What is being asked: Repeat the records. Leave nothing out.

- Opening Delimiter -

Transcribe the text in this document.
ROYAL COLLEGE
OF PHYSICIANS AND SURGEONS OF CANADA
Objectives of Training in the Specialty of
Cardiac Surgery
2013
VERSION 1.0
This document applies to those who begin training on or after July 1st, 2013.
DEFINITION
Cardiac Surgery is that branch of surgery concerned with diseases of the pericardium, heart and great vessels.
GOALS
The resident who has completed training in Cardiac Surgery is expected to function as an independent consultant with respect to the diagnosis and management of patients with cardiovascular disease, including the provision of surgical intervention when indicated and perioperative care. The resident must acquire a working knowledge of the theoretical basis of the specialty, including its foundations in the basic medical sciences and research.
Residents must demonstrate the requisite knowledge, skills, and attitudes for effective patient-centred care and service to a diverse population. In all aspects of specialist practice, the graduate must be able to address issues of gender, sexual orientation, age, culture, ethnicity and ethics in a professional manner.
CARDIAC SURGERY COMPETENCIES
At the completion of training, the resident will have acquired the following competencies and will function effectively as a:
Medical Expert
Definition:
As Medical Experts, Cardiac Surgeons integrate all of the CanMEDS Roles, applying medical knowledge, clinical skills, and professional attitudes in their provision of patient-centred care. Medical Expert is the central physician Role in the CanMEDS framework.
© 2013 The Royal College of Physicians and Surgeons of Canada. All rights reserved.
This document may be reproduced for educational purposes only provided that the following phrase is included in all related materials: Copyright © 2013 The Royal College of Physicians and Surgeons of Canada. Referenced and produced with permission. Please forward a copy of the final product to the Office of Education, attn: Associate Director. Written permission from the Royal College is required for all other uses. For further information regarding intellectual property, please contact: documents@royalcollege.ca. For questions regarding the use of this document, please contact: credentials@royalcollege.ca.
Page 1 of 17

- Closing Delimiter -

The answer:
Transcribe the text in this document.
ROYAL COLLEGE
OF PHYSICIANS AND SURGEONS OF CANADA
Objectives of Training in the Specialty of
Cardiac Surgery
2013
VERSION 1.0
This document applies to those who begin training on or after July 1st, 2013.
DEFINITION
Cardiac Surgery is that branch of surgery concerned with diseases of the pericardium, heart and great vessels.
GOALS
The resident who has completed training in Cardiac Surgery is expected to function as an independent consultant with respect to the diagnosis and management of patients with cardiovascular disease, including the provision of surgical intervention when indicated and perioperative care. The resident must acquire a working knowledge of the theoretical basis of the specialty, including its foundations in the basic medical sciences and research.
Residents must demonstrate the requisite knowledge, skills, and attitudes for effective patient-centred care and service to a diverse population. In all aspects of specialist practice, the graduate must be able to address issues of gender, sexual orientation, age, culture, ethnicity and ethics in a professional manner.
CARDIAC SURGERY COMPETENCIES
At the completion of training, the resident will have acquired the following competencies and will function effectively as a:
Medical Expert
Definition:
As Medical Experts, Cardiac Surgeons integrate all of the CanMEDS Roles, applying medical knowledge, clinical skills, and professional attitudes in their provision of patient-centred care. Medical Expert is the central physician Role in the CanMEDS framework.
© 2013 The Royal College of Physicians and Surgeons of Canada. All rights reserved.
This document may be reproduced for educational purposes only provided that the following phrase is included in all related materials: Copyright © 2013 The Royal College of Physicians and Surgeons of Canada. Referenced and produced with permission. Please forward a copy of the final product to the Office of Education, attn: Associate Director. Written permission from the Royal College is required for all other uses. For further information regarding intellectual property, please contact: documents@royalcollege.ca. For questions regarding the use of this document, please contact: credentials@royalcollege.ca.
Page 1 of 17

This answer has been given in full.